■ Stated exercise a
Convert the listing into a Markdown table with the columns No. and Line. Include everything from the line containing "download-option-link[interactable]: RAR xyxy=(694,383,724,399)" down to the line containing "reviewer-label: Reviewer: xyxy=(71,315,138,331)", both ends included, and omit any blank lines.

■ Document segment
* start *

Visiting the Forces Exhibit at the Contemporary Art Center of Virginia by Savvy Mom Ruth Paget



Visiting the Forces Exhibit at the Contemporary Art Center of Virginia by Savvy Mom Ruth Paget


It was easy to indulge Florence in art exhibits in Virginia Beach.  We took a brisk walk in Virginia Beach and then entered the Contemporary Art Center of Virginia.

They had a neat exhibit called Forces: Art of the End of the 20th Century about work with non-traditional materials called “Basic Life Forces” as the brochure called it.  The work Laurent liked the best was called Russian Constructivism via Venice Beach 1994 by James Ossi.

This rectangular pane of glass spouted bubbles inside its sculptural framework.  Florence, the bubble princess, tried bursting the bubbles by reaching for the bubbles.

My favorite exhibit was Bubis Vekris’s work called Split Particles of Rain, 1995.  This work required you to enter a darkened room.  Red lights that looked like cascading particles of rain fell down around you in this room.

* end *

■ Spatial layout data
* start *

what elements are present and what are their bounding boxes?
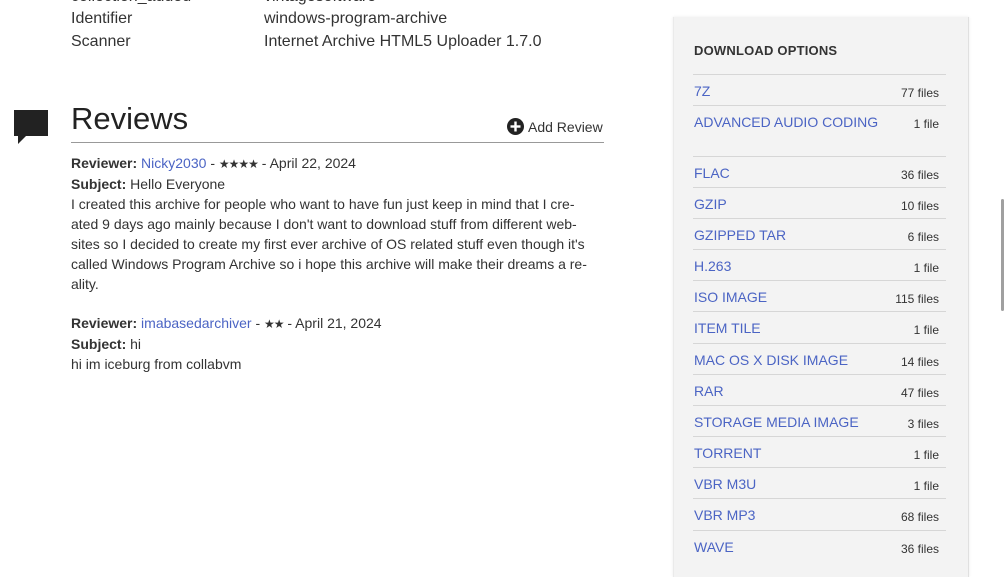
download-option-link[interactable]: RAR xyxy=(694,383,724,399)
review-separator: - xyxy=(210,155,215,171)
download-option-mac-os-x-disk-image[interactable]: MAC OS X DISK IMAGE 14 files xyxy=(693,343,946,375)
reviewer-link[interactable]: Nicky2030 xyxy=(141,155,206,171)
review-header: Reviewer: imabasedarchiver - ★★ - April … xyxy=(71,313,601,334)
file-count: 115 files xyxy=(895,292,939,306)
subject-label: Subject: xyxy=(71,336,127,352)
reviewer-label: Reviewer: xyxy=(71,315,138,331)
download-option-link[interactable]: FLAC xyxy=(694,165,730,181)
review-item: Reviewer: imabasedarchiver - ★★ - April … xyxy=(71,313,601,374)
file-count: 68 files xyxy=(900,510,939,524)
file-count: 77 files xyxy=(900,86,939,100)
download-option-link[interactable]: GZIP xyxy=(694,196,727,212)
review-body-line: hi im iceburg from collabvm xyxy=(71,356,242,372)
review-body-line: called Windows Program Archive so i hope… xyxy=(71,256,587,272)
file-count: 6 files xyxy=(907,230,939,244)
download-option-link[interactable]: 7Z xyxy=(694,83,710,99)
reviewer-link[interactable]: imabasedarchiver xyxy=(141,315,252,331)
download-option-link[interactable]: VBR MP3 xyxy=(694,507,755,523)
review-date: - April 21, 2024 xyxy=(287,315,382,331)
download-option-aac[interactable]: ADVANCED AUDIO CODING 1 file xyxy=(693,105,946,156)
download-option-link[interactable]: TORRENT xyxy=(694,445,761,461)
download-option-link[interactable]: MAC OS X DISK IMAGE xyxy=(694,352,848,368)
page-scrollbar[interactable] xyxy=(1001,199,1004,311)
subject-text: hi xyxy=(130,336,142,352)
review-item: Reviewer: Nicky2030 - ★★★★ - April 22, 2… xyxy=(71,153,601,294)
download-option-iso-image[interactable]: ISO IMAGE 115 files xyxy=(693,280,946,312)
file-count: 36 files xyxy=(900,168,939,182)
download-option-link[interactable]: ITEM TILE xyxy=(694,320,761,336)
review-body-line: ated 9 days ago mainly because I don't w… xyxy=(71,216,577,232)
download-option-rar[interactable]: RAR 47 files xyxy=(693,374,946,406)
file-count: 1 file xyxy=(913,117,939,131)
metadata-row-identifier: Identifier windows-program-archive xyxy=(71,10,447,28)
download-option-storage-media-image[interactable]: STORAGE MEDIA IMAGE 3 files xyxy=(693,405,946,437)
metadata-value: windows-program-archive xyxy=(264,10,448,27)
download-option-link[interactable]: WAVE xyxy=(694,539,734,555)
metadata-value: vintagesoftware xyxy=(264,0,376,6)
download-option-7z[interactable]: 7Z 77 files xyxy=(693,74,946,106)
file-count: 1 file xyxy=(913,261,939,275)
subject-text: Hello Everyone xyxy=(130,176,226,192)
download-option-link[interactable]: VBR M3U xyxy=(694,476,756,492)
download-option-wave[interactable]: WAVE 36 files xyxy=(693,530,946,562)
reviews-divider xyxy=(71,142,604,143)
reviewer-label: Reviewer: xyxy=(71,155,138,171)
review-date: - April 22, 2024 xyxy=(261,155,356,171)
review-separator: - xyxy=(255,315,261,331)
download-option-link[interactable]: H.263 xyxy=(694,258,731,274)
download-option-vbr-m3u[interactable]: VBR M3U 1 file xyxy=(693,467,946,499)
star-rating: ★★★★ xyxy=(218,157,259,171)
download-option-gzipped-tar[interactable]: GZIPPED TAR 6 files xyxy=(693,218,946,250)
download-option-torrent[interactable]: TORRENT 1 file xyxy=(693,436,946,468)
file-count: 3 files xyxy=(907,417,939,431)
download-option-link[interactable]: GZIPPED TAR xyxy=(694,227,786,243)
download-option-link[interactable]: STORAGE MEDIA IMAGE xyxy=(694,414,859,430)
review-header: Reviewer: Nicky2030 - ★★★★ - April 22, 2… xyxy=(71,153,601,174)
speech-bubble-icon xyxy=(14,110,48,144)
review-body-line: I created this archive for people who wa… xyxy=(71,196,575,212)
review-subject: Subject: Hello Everyone xyxy=(71,174,601,194)
download-option-item-tile[interactable]: ITEM TILE 1 file xyxy=(693,311,946,343)
metadata-label: Scanner xyxy=(71,33,131,50)
metadata-row-collection-added: collection_added vintagesoftware xyxy=(71,0,376,6)
download-option-vbr-mp3[interactable]: VBR MP3 68 files xyxy=(693,498,946,530)
download-option-flac[interactable]: FLAC 36 files xyxy=(693,156,946,188)
add-review-label: Add Review xyxy=(528,118,603,135)
file-count: 36 files xyxy=(900,542,939,556)
star-rating: ★★ xyxy=(264,317,284,331)
file-count: 1 file xyxy=(913,448,939,462)
download-option-h263[interactable]: H.263 1 file xyxy=(693,249,946,281)
review-body-line: sites so I decided to create my first ev… xyxy=(71,236,585,252)
download-option-gzip[interactable]: GZIP 10 files xyxy=(693,187,946,219)
file-count: 1 file xyxy=(913,479,939,493)
metadata-row-scanner: Scanner Internet Archive HTML5 Uploader … xyxy=(71,33,541,51)
metadata-label: collection_added xyxy=(71,0,191,5)
review-body: hi im iceburg from collabvm xyxy=(71,354,601,374)
reviews-heading: Reviews xyxy=(71,101,189,136)
download-options-panel: DOWNLOAD OPTIONS 7Z 77 files ADVANCED AU… xyxy=(673,17,969,577)
file-count: 14 files xyxy=(900,355,939,369)
plus-circle-icon xyxy=(507,118,524,135)
download-option-link[interactable]: ADVANCED AUDIO CODING xyxy=(694,114,878,130)
file-count: 47 files xyxy=(900,386,939,400)
review-body-line: ality. xyxy=(71,276,99,292)
file-count: 10 files xyxy=(900,199,939,213)
metadata-value: Internet Archive HTML5 Uploader 1.7.0 xyxy=(264,33,542,50)
file-count: 1 file xyxy=(913,323,939,337)
metadata-label: Identifier xyxy=(71,10,133,27)
review-body: I created this archive for people who wa… xyxy=(71,194,601,294)
download-option-link[interactable]: ISO IMAGE xyxy=(694,289,767,305)
subject-label: Subject: xyxy=(71,176,127,192)
download-options-title: DOWNLOAD OPTIONS xyxy=(694,43,838,58)
review-subject: Subject: hi xyxy=(71,334,601,354)
add-review-button[interactable]: Add Review xyxy=(507,118,603,135)
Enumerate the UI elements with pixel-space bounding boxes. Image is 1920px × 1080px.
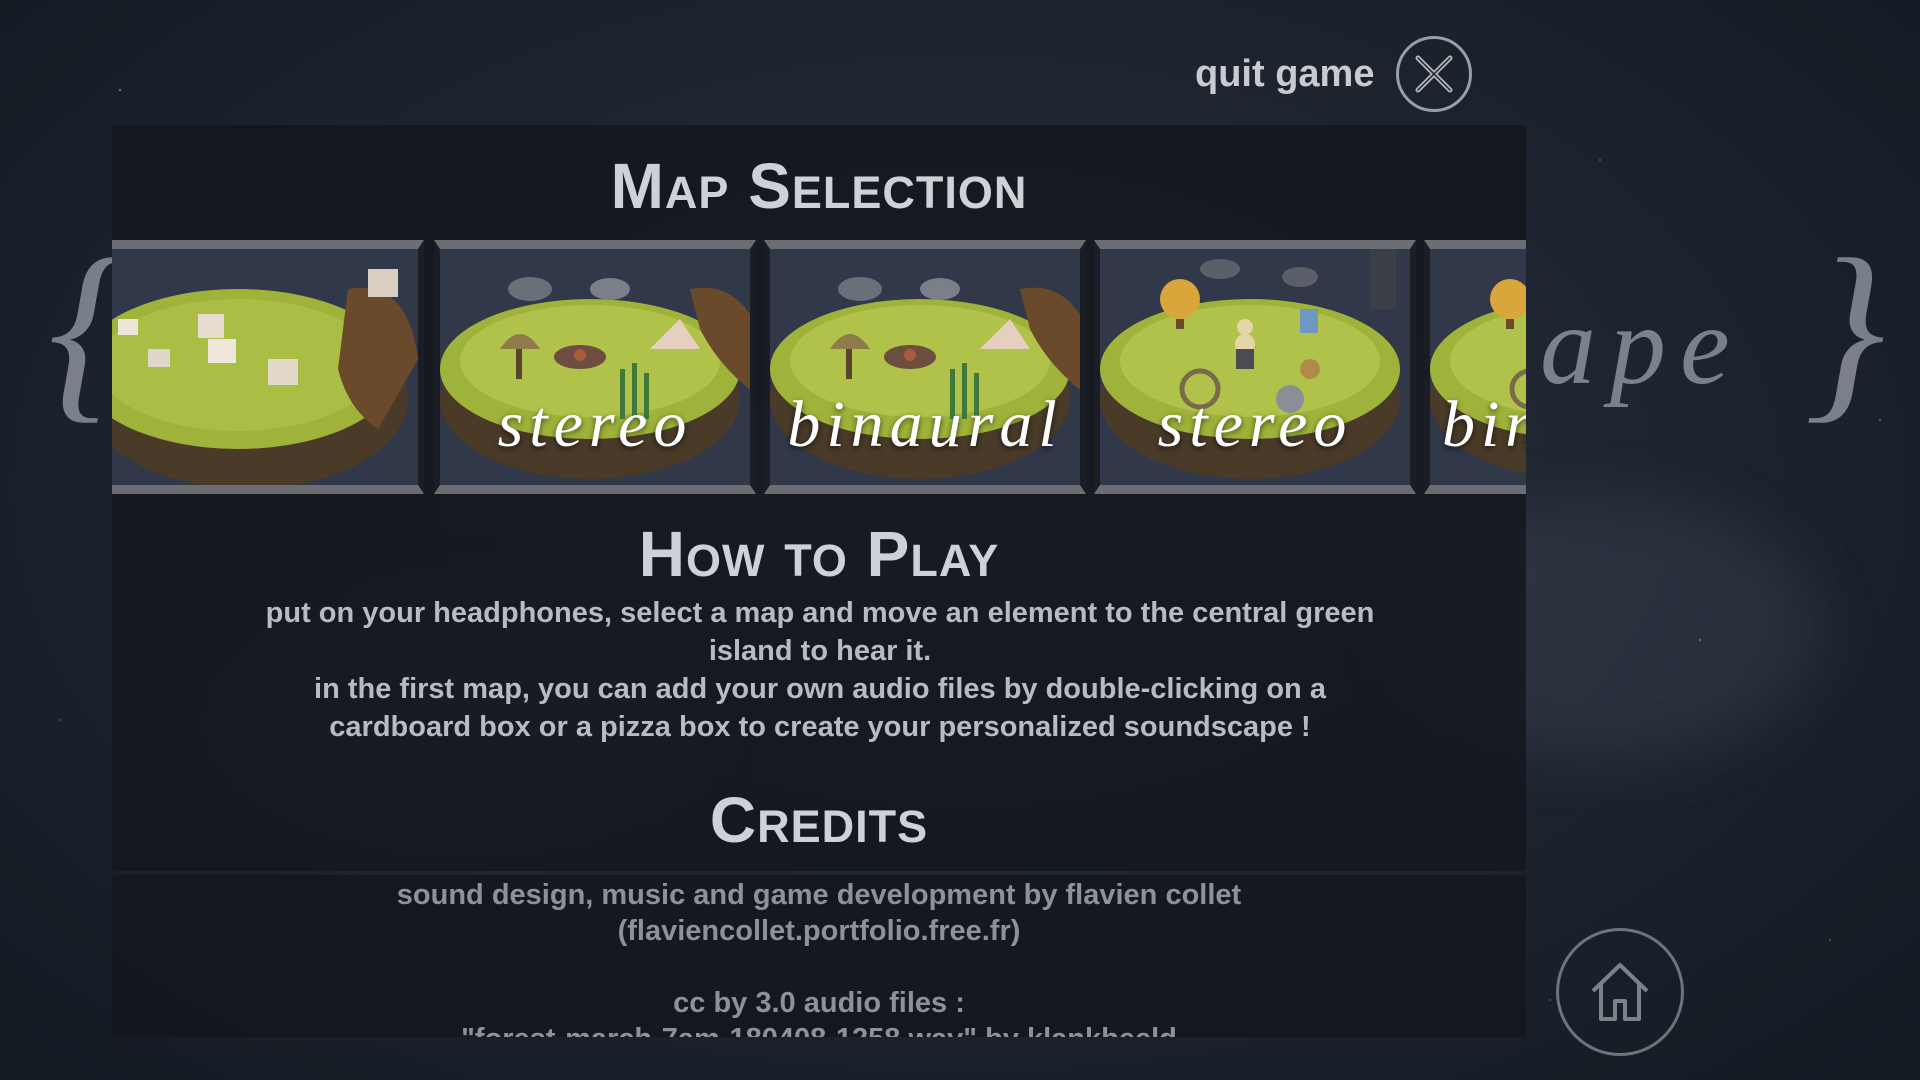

* end *

■ Stated exercise b
Carry on the account of the visit to the Forces exhibit from the point where it stops.

■ Final answer a
| No. | Line |
|---|---|
| 1 | download-option-link[interactable]: RAR xyxy=(694,383,724,399) |
| 2 | review-separator: - xyxy=(210,155,215,171) |
| 3 | download-option-mac-os-x-disk-image[interactable]: MAC OS X DISK IMAGE 14 files xyxy=(693,343,946,375) |
| 4 | reviewer-link[interactable]: Nicky2030 xyxy=(141,155,206,171) |
| 5 | review-header: Reviewer: imabasedarchiver - ★★ - April … xyxy=(71,313,601,334) |
| 6 | file-count: 115 files xyxy=(895,292,939,306) |
| 7 | subject-label: Subject: xyxy=(71,336,127,352) |
| 8 | reviewer-label: Reviewer: xyxy=(71,315,138,331) |

■ Final answer b
This rain exhibit led directly to Shu-Mia’s Holographic Floor, 1996.  We amused ourselves by walking around and seeing what emotion would be on a face popping up from the floor.

The faces in the holographic floor were all Asian, which brought back the prediction of my high school art history teacher, who said that “art will cross all national, racial, and gender lines in the 21st century.” (Dr. Cletie Tyler – Cass Technical High School Art History Teacher and later Director of Art Instruction for Detroit Public Schools.  Susan Rice was also one of my Art History Teachers at Cass Tech.)

By four, Florence’s favorite exhibit was an entire room dedicated to the three-dimensional strobe light artwork called Mother May I? by Gregory Barsamain.

The strobe light whirled away to the side of the room and hanging from the ceiling in the center of the room was blue blob.

As the strobe light turned, a green hand would reach in and out and take out a ping-pong ball.  We danced in the room to the rhythm of the ping-pong ball.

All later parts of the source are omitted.